EXERCISE DIRECTIONS ▸ Verbatim output of all the material below is required.

EXERCISE MATERIALS ▸
::::::::::
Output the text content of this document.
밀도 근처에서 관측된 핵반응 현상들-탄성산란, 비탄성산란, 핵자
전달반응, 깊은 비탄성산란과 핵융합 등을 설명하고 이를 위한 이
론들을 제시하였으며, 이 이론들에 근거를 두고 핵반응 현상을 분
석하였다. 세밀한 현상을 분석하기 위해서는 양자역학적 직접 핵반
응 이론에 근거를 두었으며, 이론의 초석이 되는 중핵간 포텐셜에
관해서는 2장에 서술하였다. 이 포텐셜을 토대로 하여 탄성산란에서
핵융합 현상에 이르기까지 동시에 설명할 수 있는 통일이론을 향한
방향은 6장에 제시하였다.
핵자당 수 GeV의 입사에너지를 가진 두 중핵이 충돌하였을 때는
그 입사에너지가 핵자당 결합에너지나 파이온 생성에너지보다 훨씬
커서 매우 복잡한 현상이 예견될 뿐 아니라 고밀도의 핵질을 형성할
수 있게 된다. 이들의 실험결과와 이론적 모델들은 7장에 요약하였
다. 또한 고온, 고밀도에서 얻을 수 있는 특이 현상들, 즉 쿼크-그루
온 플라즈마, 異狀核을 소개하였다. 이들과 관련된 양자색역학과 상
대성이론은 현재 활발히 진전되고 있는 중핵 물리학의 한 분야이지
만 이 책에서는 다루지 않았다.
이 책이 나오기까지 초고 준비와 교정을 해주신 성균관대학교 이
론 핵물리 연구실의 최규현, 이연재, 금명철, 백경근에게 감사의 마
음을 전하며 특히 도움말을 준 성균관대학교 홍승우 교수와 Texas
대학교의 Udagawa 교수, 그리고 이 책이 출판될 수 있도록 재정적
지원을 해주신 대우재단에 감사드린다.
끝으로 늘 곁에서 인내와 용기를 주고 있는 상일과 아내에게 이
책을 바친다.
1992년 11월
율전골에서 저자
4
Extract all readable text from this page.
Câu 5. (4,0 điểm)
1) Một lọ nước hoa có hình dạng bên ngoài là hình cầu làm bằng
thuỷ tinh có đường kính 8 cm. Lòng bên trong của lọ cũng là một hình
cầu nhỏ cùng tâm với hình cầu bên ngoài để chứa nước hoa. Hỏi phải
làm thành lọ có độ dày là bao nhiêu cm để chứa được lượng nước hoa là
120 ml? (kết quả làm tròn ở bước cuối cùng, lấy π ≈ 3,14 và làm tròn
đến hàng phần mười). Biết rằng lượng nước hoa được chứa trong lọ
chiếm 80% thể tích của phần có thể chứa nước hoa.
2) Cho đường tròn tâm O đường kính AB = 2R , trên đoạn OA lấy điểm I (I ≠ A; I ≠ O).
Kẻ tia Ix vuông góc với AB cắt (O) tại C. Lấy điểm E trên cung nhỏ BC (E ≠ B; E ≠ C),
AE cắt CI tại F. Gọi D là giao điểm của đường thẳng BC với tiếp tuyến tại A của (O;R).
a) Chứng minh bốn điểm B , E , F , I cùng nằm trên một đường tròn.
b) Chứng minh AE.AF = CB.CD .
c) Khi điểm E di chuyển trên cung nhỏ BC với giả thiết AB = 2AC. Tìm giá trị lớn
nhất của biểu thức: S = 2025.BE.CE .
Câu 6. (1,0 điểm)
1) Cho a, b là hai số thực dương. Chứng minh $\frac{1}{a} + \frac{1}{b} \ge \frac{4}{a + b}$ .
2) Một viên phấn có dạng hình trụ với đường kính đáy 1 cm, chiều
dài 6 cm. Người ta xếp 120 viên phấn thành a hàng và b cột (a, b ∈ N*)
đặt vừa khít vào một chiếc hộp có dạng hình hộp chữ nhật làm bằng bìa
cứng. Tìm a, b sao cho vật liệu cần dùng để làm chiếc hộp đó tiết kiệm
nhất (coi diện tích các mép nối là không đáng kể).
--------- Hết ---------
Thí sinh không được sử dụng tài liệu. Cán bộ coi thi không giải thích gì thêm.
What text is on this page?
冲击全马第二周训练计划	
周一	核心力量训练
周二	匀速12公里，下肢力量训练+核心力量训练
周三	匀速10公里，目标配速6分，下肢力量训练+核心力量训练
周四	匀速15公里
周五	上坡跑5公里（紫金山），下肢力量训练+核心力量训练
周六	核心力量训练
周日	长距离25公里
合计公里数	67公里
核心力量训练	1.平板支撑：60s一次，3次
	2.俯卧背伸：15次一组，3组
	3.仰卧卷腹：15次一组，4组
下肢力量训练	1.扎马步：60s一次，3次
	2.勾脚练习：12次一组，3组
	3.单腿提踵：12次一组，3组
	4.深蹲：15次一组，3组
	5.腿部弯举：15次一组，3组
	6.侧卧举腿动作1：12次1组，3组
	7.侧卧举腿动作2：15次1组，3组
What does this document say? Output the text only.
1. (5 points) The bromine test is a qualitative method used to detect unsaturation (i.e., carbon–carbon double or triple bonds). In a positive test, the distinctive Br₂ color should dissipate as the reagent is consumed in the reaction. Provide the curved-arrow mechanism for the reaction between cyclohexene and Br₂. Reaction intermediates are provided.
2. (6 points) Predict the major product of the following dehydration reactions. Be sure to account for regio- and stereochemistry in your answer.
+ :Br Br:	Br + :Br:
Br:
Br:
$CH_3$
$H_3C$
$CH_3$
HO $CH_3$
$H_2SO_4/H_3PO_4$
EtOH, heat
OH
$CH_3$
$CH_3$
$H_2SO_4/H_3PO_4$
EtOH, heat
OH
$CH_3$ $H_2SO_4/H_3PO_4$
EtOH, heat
::::::::::
FINISHED TASK ▸
Output the text content of this document.
밀도 근처에서 관측된 핵반응 현상들-탄성산란, 비탄성산란, 핵자
전달반응, 깊은 비탄성산란과 핵융합 등을 설명하고 이를 위한 이
론들을 제시하였으며, 이 이론들에 근거를 두고 핵반응 현상을 분
석하였다. 세밀한 현상을 분석하기 위해서는 양자역학적 직접 핵반
응 이론에 근거를 두었으며, 이론의 초석이 되는 중핵간 포텐셜에
관해서는 2장에 서술하였다. 이 포텐셜을 토대로 하여 탄성산란에서
핵융합 현상에 이르기까지 동시에 설명할 수 있는 통일이론을 향한
방향은 6장에 제시하였다.
핵자당 수 GeV의 입사에너지를 가진 두 중핵이 충돌하였을 때는
그 입사에너지가 핵자당 결합에너지나 파이온 생성에너지보다 훨씬
커서 매우 복잡한 현상이 예견될 뿐 아니라 고밀도의 핵질을 형성할
수 있게 된다. 이들의 실험결과와 이론적 모델들은 7장에 요약하였
다. 또한 고온, 고밀도에서 얻을 수 있는 특이 현상들, 즉 쿼크-그루
온 플라즈마, 異狀核을 소개하였다. 이들과 관련된 양자색역학과 상
대성이론은 현재 활발히 진전되고 있는 중핵 물리학의 한 분야이지
만 이 책에서는 다루지 않았다.
이 책이 나오기까지 초고 준비와 교정을 해주신 성균관대학교 이
론 핵물리 연구실의 최규현, 이연재, 금명철, 백경근에게 감사의 마
음을 전하며 특히 도움말을 준 성균관대학교 홍승우 교수와 Texas
대학교의 Udagawa 교수, 그리고 이 책이 출판될 수 있도록 재정적
지원을 해주신 대우재단에 감사드린다.
끝으로 늘 곁에서 인내와 용기를 주고 있는 상일과 아내에게 이
책을 바친다.
1992년 11월
율전골에서 저자
4
Extract all readable text from this page.
Câu 5. (4,0 điểm)
1) Một lọ nước hoa có hình dạng bên ngoài là hình cầu làm bằng
thuỷ tinh có đường kính 8 cm. Lòng bên trong của lọ cũng là một hình
cầu nhỏ cùng tâm với hình cầu bên ngoài để chứa nước hoa. Hỏi phải
làm thành lọ có độ dày là bao nhiêu cm để chứa được lượng nước hoa là
120 ml? (kết quả làm tròn ở bước cuối cùng, lấy π ≈ 3,14 và làm tròn
đến hàng phần mười). Biết rằng lượng nước hoa được chứa trong lọ
chiếm 80% thể tích của phần có thể chứa nước hoa.
2) Cho đường tròn tâm O đường kính AB = 2R , trên đoạn OA lấy điểm I (I ≠ A; I ≠ O).
Kẻ tia Ix vuông góc với AB cắt (O) tại C. Lấy điểm E trên cung nhỏ BC (E ≠ B; E ≠ C),
AE cắt CI tại F. Gọi D là giao điểm của đường thẳng BC với tiếp tuyến tại A của (O;R).
a) Chứng minh bốn điểm B , E , F , I cùng nằm trên một đường tròn.
b) Chứng minh AE.AF = CB.CD .
c) Khi điểm E di chuyển trên cung nhỏ BC với giả thiết AB = 2AC. Tìm giá trị lớn
nhất của biểu thức: S = 2025.BE.CE .
Câu 6. (1,0 điểm)
1) Cho a, b là hai số thực dương. Chứng minh $\frac{1}{a} + \frac{1}{b} \ge \frac{4}{a + b}$ .
2) Một viên phấn có dạng hình trụ với đường kính đáy 1 cm, chiều
dài 6 cm. Người ta xếp 120 viên phấn thành a hàng và b cột (a, b ∈ N*)
đặt vừa khít vào một chiếc hộp có dạng hình hộp chữ nhật làm bằng bìa
cứng. Tìm a, b sao cho vật liệu cần dùng để làm chiếc hộp đó tiết kiệm
nhất (coi diện tích các mép nối là không đáng kể).
--------- Hết ---------
Thí sinh không được sử dụng tài liệu. Cán bộ coi thi không giải thích gì thêm.
What text is on this page?
冲击全马第二周训练计划	
周一	核心力量训练
周二	匀速12公里，下肢力量训练+核心力量训练
周三	匀速10公里，目标配速6分，下肢力量训练+核心力量训练
周四	匀速15公里
周五	上坡跑5公里（紫金山），下肢力量训练+核心力量训练
周六	核心力量训练
周日	长距离25公里
合计公里数	67公里
核心力量训练	1.平板支撑：60s一次，3次
	2.俯卧背伸：15次一组，3组
	3.仰卧卷腹：15次一组，4组
下肢力量训练	1.扎马步：60s一次，3次
	2.勾脚练习：12次一组，3组
	3.单腿提踵：12次一组，3组
	4.深蹲：15次一组，3组
	5.腿部弯举：15次一组，3组
	6.侧卧举腿动作1：12次1组，3组
	7.侧卧举腿动作2：15次1组，3组
What does this document say? Output the text only.
1. (5 points) The bromine test is a qualitative method used to detect unsaturation (i.e., carbon–carbon double or triple bonds). In a positive test, the distinctive Br₂ color should dissipate as the reagent is consumed in the reaction. Provide the curved-arrow mechanism for the reaction between cyclohexene and Br₂. Reaction intermediates are provided.
2. (6 points) Predict the major product of the following dehydration reactions. Be sure to account for regio- and stereochemistry in your answer.
+ :Br Br:	Br + :Br:
Br:
Br:
$CH_3$
$H_3C$
$CH_3$
HO $CH_3$
$H_2SO_4/H_3PO_4$
EtOH, heat
OH
$CH_3$
$CH_3$
$H_2SO_4/H_3PO_4$
EtOH, heat
OH
$CH_3$ $H_2SO_4/H_3PO_4$
EtOH, heat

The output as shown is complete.